[Records about charts and figures]

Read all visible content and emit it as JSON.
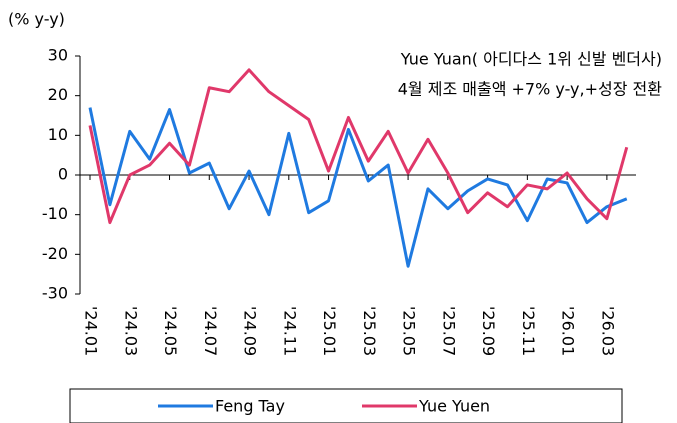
{
  "chart_data": {
    "type": "line",
    "y_label": "(% y-y)",
    "annotation": [
      "Yue Yuan( 아디다스 1위 신발 벤더사)",
      "4월 제조 매출액 +7% y-y,+성장 전환"
    ],
    "categories": [
      "'24.01",
      null,
      "'24.03",
      null,
      "'24.05",
      null,
      "'24.07",
      null,
      "'24.09",
      null,
      "'24.11",
      null,
      "'25.01",
      null,
      "'25.03",
      null,
      "'25.05",
      null,
      "'25.07",
      null,
      "'25.09",
      null,
      "'25.11",
      null,
      "'26.01",
      null,
      "'26.03",
      null
    ],
    "series": [
      {
        "name": "Feng Tay",
        "color": "#1f7ae0",
        "values": [
          17,
          -7.5,
          11,
          4,
          16.5,
          0.5,
          3,
          -8.5,
          1,
          -10,
          10.5,
          -9.5,
          -6.5,
          11.5,
          -1.5,
          2.5,
          -23,
          -3.5,
          -8.5,
          -4,
          -1,
          -2.5,
          -11.5,
          -1,
          -2,
          -12,
          -8,
          -6
        ]
      },
      {
        "name": "Yue Yuen",
        "color": "#e0386a",
        "values": [
          12.5,
          -12,
          0,
          2.5,
          8,
          2.5,
          22,
          21,
          26.5,
          21,
          17.5,
          14,
          1,
          14.5,
          3.5,
          11,
          0.5,
          9,
          0.5,
          -9.5,
          -4.5,
          -8,
          -2.5,
          -3.5,
          0.5,
          -6,
          -11,
          7
        ]
      }
    ],
    "ylim": [
      -30,
      30
    ],
    "yticks": [
      -30,
      -20,
      -10,
      0,
      10,
      20,
      30
    ],
    "legend": "bottom"
  }
}
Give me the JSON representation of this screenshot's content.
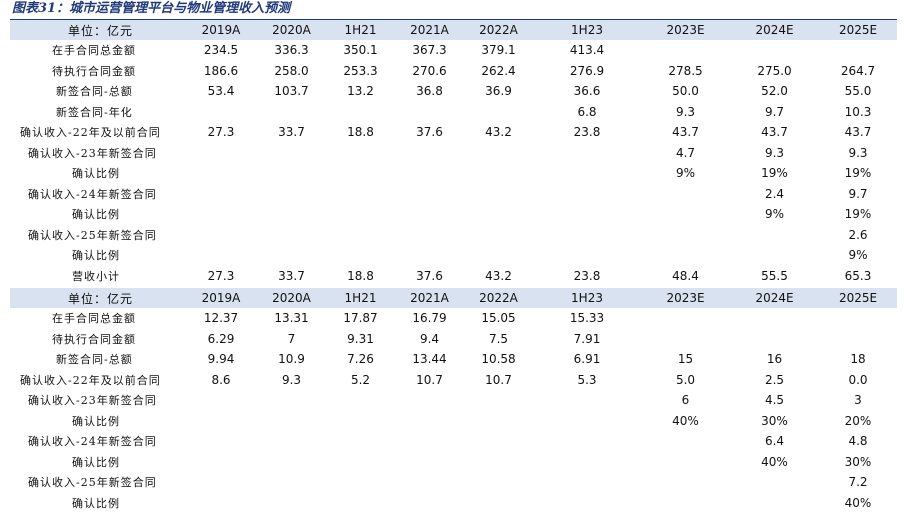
{
  "title": "图表31：城市运营管理平台与物业管理收入预测",
  "table1": {
    "unit": "单位：亿元",
    "columns": [
      "2019A",
      "2020A",
      "1H21",
      "2021A",
      "2022A",
      "1H23",
      "2023E",
      "2024E",
      "2025E"
    ],
    "rows": [
      {
        "label": "在手合同总金额",
        "indent": 42,
        "values": [
          "234.5",
          "336.3",
          "350.1",
          "367.3",
          "379.1",
          "413.4",
          "",
          "",
          ""
        ]
      },
      {
        "label": "待执行合同金额",
        "indent": 42,
        "values": [
          "186.6",
          "258.0",
          "253.3",
          "270.6",
          "262.4",
          "276.9",
          "278.5",
          "275.0",
          "264.7"
        ]
      },
      {
        "label": "新签合同-总额",
        "indent": 46,
        "values": [
          "53.4",
          "103.7",
          "13.2",
          "36.8",
          "36.9",
          "36.6",
          "50.0",
          "52.0",
          "55.0"
        ]
      },
      {
        "label": "新签合同-年化",
        "indent": 46,
        "values": [
          "",
          "",
          "",
          "",
          "",
          "6.8",
          "9.3",
          "9.7",
          "10.3"
        ]
      },
      {
        "label": "确认收入-22年及以前合同",
        "indent": 10,
        "values": [
          "27.3",
          "33.7",
          "18.8",
          "37.6",
          "43.2",
          "23.8",
          "43.7",
          "43.7",
          "43.7"
        ]
      },
      {
        "label": "确认收入-23年新签合同",
        "indent": 18,
        "values": [
          "",
          "",
          "",
          "",
          "",
          "",
          "4.7",
          "9.3",
          "9.3"
        ]
      },
      {
        "label": "确认比例",
        "indent": 62,
        "values": [
          "",
          "",
          "",
          "",
          "",
          "",
          "9%",
          "19%",
          "19%"
        ]
      },
      {
        "label": "确认收入-24年新签合同",
        "indent": 18,
        "values": [
          "",
          "",
          "",
          "",
          "",
          "",
          "",
          "2.4",
          "9.7"
        ]
      },
      {
        "label": "确认比例",
        "indent": 62,
        "values": [
          "",
          "",
          "",
          "",
          "",
          "",
          "",
          "9%",
          "19%"
        ]
      },
      {
        "label": "确认收入-25年新签合同",
        "indent": 18,
        "values": [
          "",
          "",
          "",
          "",
          "",
          "",
          "",
          "",
          "2.6"
        ]
      },
      {
        "label": "确认比例",
        "indent": 62,
        "values": [
          "",
          "",
          "",
          "",
          "",
          "",
          "",
          "",
          "9%"
        ]
      },
      {
        "label": "营收小计",
        "indent": 62,
        "values": [
          "27.3",
          "33.7",
          "18.8",
          "37.6",
          "43.2",
          "23.8",
          "48.4",
          "55.5",
          "65.3"
        ]
      }
    ]
  },
  "table2": {
    "unit": "单位：亿元",
    "columns": [
      "2019A",
      "2020A",
      "1H21",
      "2021A",
      "2022A",
      "1H23",
      "2023E",
      "2024E",
      "2025E"
    ],
    "rows": [
      {
        "label": "在手合同总金额",
        "indent": 42,
        "values": [
          "12.37",
          "13.31",
          "17.87",
          "16.79",
          "15.05",
          "15.33",
          "",
          "",
          ""
        ]
      },
      {
        "label": "待执行合同金额",
        "indent": 42,
        "values": [
          "6.29",
          "7",
          "9.31",
          "9.4",
          "7.5",
          "7.91",
          "",
          "",
          ""
        ]
      },
      {
        "label": "新签合同-总额",
        "indent": 46,
        "values": [
          "9.94",
          "10.9",
          "7.26",
          "13.44",
          "10.58",
          "6.91",
          "15",
          "16",
          "18"
        ]
      },
      {
        "label": "确认收入-22年及以前合同",
        "indent": 10,
        "values": [
          "8.6",
          "9.3",
          "5.2",
          "10.7",
          "10.7",
          "5.3",
          "5.0",
          "2.5",
          "0.0"
        ]
      },
      {
        "label": "确认收入-23年新签合同",
        "indent": 18,
        "values": [
          "",
          "",
          "",
          "",
          "",
          "",
          "6",
          "4.5",
          "3"
        ]
      },
      {
        "label": "确认比例",
        "indent": 62,
        "values": [
          "",
          "",
          "",
          "",
          "",
          "",
          "40%",
          "30%",
          "20%"
        ]
      },
      {
        "label": "确认收入-24年新签合同",
        "indent": 18,
        "values": [
          "",
          "",
          "",
          "",
          "",
          "",
          "",
          "6.4",
          "4.8"
        ]
      },
      {
        "label": "确认比例",
        "indent": 62,
        "values": [
          "",
          "",
          "",
          "",
          "",
          "",
          "",
          "40%",
          "30%"
        ]
      },
      {
        "label": "确认收入-25年新签合同",
        "indent": 18,
        "values": [
          "",
          "",
          "",
          "",
          "",
          "",
          "",
          "",
          "7.2"
        ]
      },
      {
        "label": "确认比例",
        "indent": 62,
        "values": [
          "",
          "",
          "",
          "",
          "",
          "",
          "",
          "",
          "40%"
        ]
      }
    ]
  }
}
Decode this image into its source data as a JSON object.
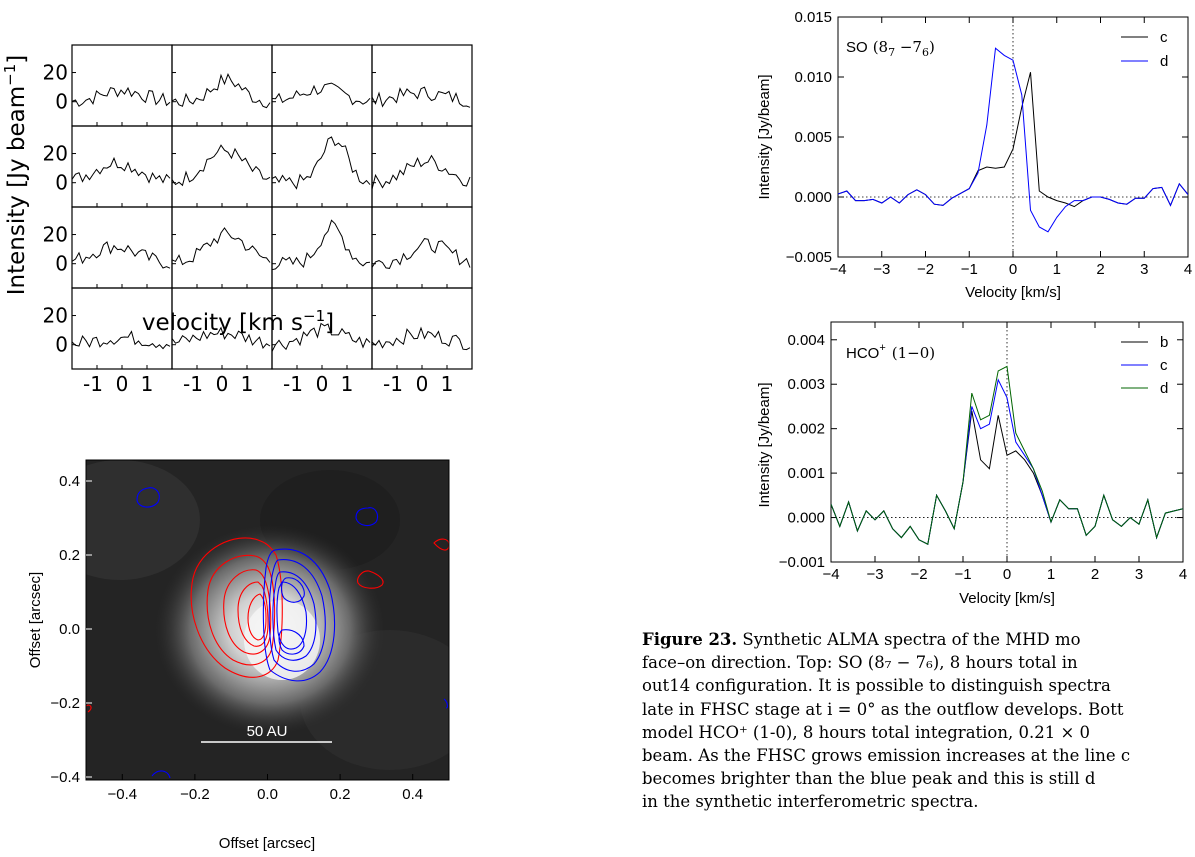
{
  "velocity_grid": {
    "ylabel": "Intensity [Jy beam$^{-1}$]",
    "ylabel_main": "Intensity [Jy beam",
    "ylabel_sup": "−1",
    "ylabel_end": "]",
    "xlabel_main": "velocity [km s",
    "xlabel_sup": "−1",
    "xlabel_end": "]",
    "yticks": [
      "20",
      "0"
    ],
    "xticks": [
      "-1",
      "0",
      "1"
    ]
  },
  "contour_map": {
    "xlabel": "Offset [arcsec]",
    "ylabel": "Offset [arcsec]",
    "xticks": [
      "−0.4",
      "−0.2",
      "0.0",
      "0.2",
      "0.4"
    ],
    "yticks": [
      "0.4",
      "0.2",
      "0.0",
      "−0.2",
      "−0.4"
    ],
    "scalebar": "50 AU"
  },
  "so_plot": {
    "label": "SO",
    "transition": "(8",
    "sub1": "7",
    "mid": " −7",
    "sub2": "6",
    "close": ")",
    "xlabel": "Velocity [km/s]",
    "ylabel": "Intensity [Jy/beam]",
    "yticks": [
      "0.015",
      "0.010",
      "0.005",
      "0.000",
      "−0.005"
    ],
    "xticks": [
      "−4",
      "−3",
      "−2",
      "−1",
      "0",
      "1",
      "2",
      "3",
      "4"
    ],
    "legend": [
      "c",
      "d"
    ]
  },
  "hco_plot": {
    "label": "HCO",
    "sup": "+",
    "transition": "(1−0)",
    "xlabel": "Velocity [km/s]",
    "ylabel": "Intensity [Jy/beam]",
    "yticks": [
      "0.004",
      "0.003",
      "0.002",
      "0.001",
      "0.000",
      "−0.001"
    ],
    "xticks": [
      "−4",
      "−3",
      "−2",
      "−1",
      "0",
      "1",
      "2",
      "3",
      "4"
    ],
    "legend": [
      "b",
      "c",
      "d"
    ]
  },
  "caption": {
    "fig": "Figure 23.",
    "line1": " Synthetic ALMA spectra of the MHD mo",
    "line2": "face–on direction.  Top: SO (8₇ − 7₆), 8 hours total in",
    "line3": "out14 configuration. It is possible to distinguish spectra",
    "line4": "late in FHSC stage at i = 0° as the outflow develops. Bott",
    "line5": "model HCO⁺ (1-0), 8 hours total integration, 0.21 × 0",
    "line6": "beam. As the FHSC grows emission increases at the line c",
    "line7": "becomes brighter than the blue peak and this is still d",
    "line8": "in the synthetic interferometric spectra."
  },
  "colors": {
    "c": "#000000",
    "d": "#0000ff",
    "d_hco": "#006400",
    "red": "#ff0000",
    "blue": "#0000ff"
  },
  "chart_data": [
    {
      "type": "line",
      "xlabel": "Velocity [km/s]",
      "ylabel": "Intensity [Jy/beam]",
      "xlim": [
        -4,
        4
      ],
      "ylim": [
        -0.005,
        0.015
      ],
      "series": [
        {
          "name": "c",
          "x": [
            -4.2,
            -3.8,
            -3.6,
            -3.4,
            -3.2,
            -3.0,
            -2.8,
            -2.6,
            -2.4,
            -2.2,
            -2.0,
            -1.8,
            -1.6,
            -1.4,
            -1.2,
            -1.0,
            -0.8,
            -0.6,
            -0.4,
            -0.2,
            0.0,
            0.2,
            0.4,
            0.6,
            0.8,
            1.0,
            1.2,
            1.4,
            1.6,
            1.8,
            2.0,
            2.2,
            2.4,
            2.6,
            2.8,
            3.0,
            3.2,
            3.4,
            3.6,
            3.8,
            4.0
          ],
          "y": [
            0.0,
            0.0005,
            -0.0003,
            -0.0003,
            -0.0002,
            -0.0005,
            0.0,
            -0.0005,
            0.0002,
            0.0006,
            0.0002,
            -0.0006,
            -0.0007,
            -0.0001,
            0.0003,
            0.0007,
            0.0022,
            0.0025,
            0.0024,
            0.0025,
            0.004,
            0.0075,
            0.0104,
            0.0005,
            0.0,
            -0.0003,
            -0.0005,
            -0.0008,
            -0.0003,
            0.0,
            0.0,
            -0.0002,
            -0.0005,
            -0.0006,
            -0.0001,
            -0.0001,
            0.0007,
            0.0008,
            -0.0007,
            0.0011,
            0.0002
          ]
        },
        {
          "name": "d",
          "x": [
            -4.2,
            -3.8,
            -3.6,
            -3.4,
            -3.2,
            -3.0,
            -2.8,
            -2.6,
            -2.4,
            -2.2,
            -2.0,
            -1.8,
            -1.6,
            -1.4,
            -1.2,
            -1.0,
            -0.8,
            -0.6,
            -0.4,
            -0.2,
            0.0,
            0.2,
            0.4,
            0.6,
            0.8,
            1.0,
            1.2,
            1.4,
            1.6,
            1.8,
            2.0,
            2.2,
            2.4,
            2.6,
            2.8,
            3.0,
            3.2,
            3.4,
            3.6,
            3.8,
            4.0
          ],
          "y": [
            0.0,
            0.0005,
            -0.0003,
            -0.0003,
            -0.0002,
            -0.0005,
            0.0,
            -0.0005,
            0.0002,
            0.0006,
            0.0002,
            -0.0006,
            -0.0007,
            -0.0001,
            0.0003,
            0.0007,
            0.002,
            0.006,
            0.0124,
            0.0118,
            0.0114,
            0.0085,
            -0.0011,
            -0.0025,
            -0.0029,
            -0.0017,
            -0.0008,
            -0.0003,
            -0.0003,
            0.0,
            0.0,
            -0.0002,
            -0.0005,
            -0.0006,
            -0.0001,
            -0.0001,
            0.0007,
            0.0008,
            -0.0007,
            0.0011,
            0.0002
          ]
        }
      ]
    },
    {
      "type": "line",
      "xlabel": "Velocity [km/s]",
      "ylabel": "Intensity [Jy/beam]",
      "xlim": [
        -4,
        4
      ],
      "ylim": [
        -0.001,
        0.0044
      ],
      "series": [
        {
          "name": "b",
          "x": [
            -4.0,
            -3.8,
            -3.6,
            -3.4,
            -3.2,
            -3.0,
            -2.8,
            -2.6,
            -2.4,
            -2.2,
            -2.0,
            -1.8,
            -1.6,
            -1.4,
            -1.2,
            -1.0,
            -0.8,
            -0.6,
            -0.4,
            -0.2,
            0.0,
            0.2,
            0.4,
            0.6,
            0.8,
            1.0,
            1.2,
            1.4,
            1.6,
            1.8,
            2.0,
            2.2,
            2.4,
            2.6,
            2.8,
            3.0,
            3.2,
            3.4,
            3.6,
            3.8,
            4.0,
            4.2
          ],
          "y": [
            0.0003,
            -0.0002,
            0.00035,
            -0.0003,
            0.00015,
            -5e-05,
            0.00015,
            -0.00025,
            -0.00045,
            -0.0002,
            -0.0005,
            -0.0006,
            0.0005,
            0.00015,
            -0.00025,
            0.0008,
            0.0024,
            0.0013,
            0.0011,
            0.0023,
            0.0014,
            0.0015,
            0.0013,
            0.001,
            0.0005,
            -0.0001,
            0.0004,
            0.0002,
            0.0002,
            -0.0004,
            -0.0002,
            0.0005,
            -5e-05,
            -0.0002,
            0.0,
            -0.00015,
            0.0004,
            -0.00045,
            0.0001,
            0.00015,
            0.0002,
            0.0002
          ]
        },
        {
          "name": "c",
          "x": [
            -4.0,
            -3.8,
            -3.6,
            -3.4,
            -3.2,
            -3.0,
            -2.8,
            -2.6,
            -2.4,
            -2.2,
            -2.0,
            -1.8,
            -1.6,
            -1.4,
            -1.2,
            -1.0,
            -0.8,
            -0.6,
            -0.4,
            -0.2,
            0.0,
            0.2,
            0.4,
            0.6,
            0.8,
            1.0,
            1.2,
            1.4,
            1.6,
            1.8,
            2.0,
            2.2,
            2.4,
            2.6,
            2.8,
            3.0,
            3.2,
            3.4,
            3.6,
            3.8,
            4.0,
            4.2
          ],
          "y": [
            0.0003,
            -0.0002,
            0.00035,
            -0.0003,
            0.00015,
            -5e-05,
            0.00015,
            -0.00025,
            -0.00045,
            -0.0002,
            -0.0005,
            -0.0006,
            0.0005,
            0.00015,
            -0.00025,
            0.0008,
            0.0025,
            0.002,
            0.0021,
            0.0031,
            0.0027,
            0.0017,
            0.0014,
            0.0011,
            0.0005,
            -0.0001,
            0.0004,
            0.0002,
            0.0002,
            -0.0004,
            -0.0002,
            0.0005,
            -5e-05,
            -0.0002,
            0.0,
            -0.00015,
            0.0004,
            -0.00045,
            0.0001,
            0.00015,
            0.0002,
            0.0002
          ]
        },
        {
          "name": "d",
          "x": [
            -4.0,
            -3.8,
            -3.6,
            -3.4,
            -3.2,
            -3.0,
            -2.8,
            -2.6,
            -2.4,
            -2.2,
            -2.0,
            -1.8,
            -1.6,
            -1.4,
            -1.2,
            -1.0,
            -0.8,
            -0.6,
            -0.4,
            -0.2,
            0.0,
            0.2,
            0.4,
            0.6,
            0.8,
            1.0,
            1.2,
            1.4,
            1.6,
            1.8,
            2.0,
            2.2,
            2.4,
            2.6,
            2.8,
            3.0,
            3.2,
            3.4,
            3.6,
            3.8,
            4.0,
            4.2
          ],
          "y": [
            0.0003,
            -0.0002,
            0.00035,
            -0.0003,
            0.00015,
            -5e-05,
            0.00015,
            -0.00025,
            -0.00045,
            -0.0002,
            -0.0005,
            -0.0006,
            0.0005,
            0.00015,
            -0.00025,
            0.0008,
            0.0028,
            0.0022,
            0.0023,
            0.0033,
            0.0034,
            0.0019,
            0.0015,
            0.0011,
            0.0006,
            -0.0001,
            0.0004,
            0.0002,
            0.0002,
            -0.0004,
            -0.0002,
            0.0005,
            -5e-05,
            -0.0002,
            0.0,
            -0.00015,
            0.0004,
            -0.00045,
            0.0001,
            0.00015,
            0.0002,
            0.0002
          ]
        }
      ]
    }
  ]
}
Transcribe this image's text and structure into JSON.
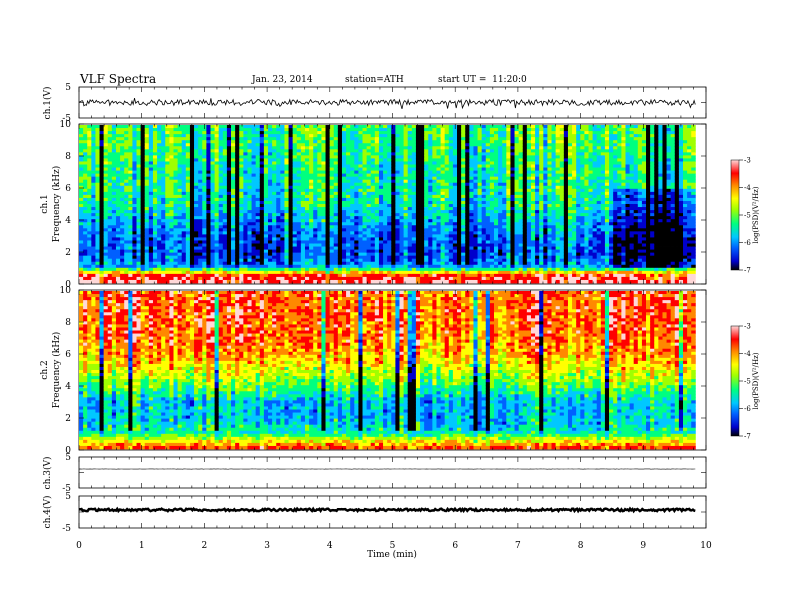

What is needed: Determine how many lines in the data above contain the string "into". Give nothing except the number.

Exercise result: 2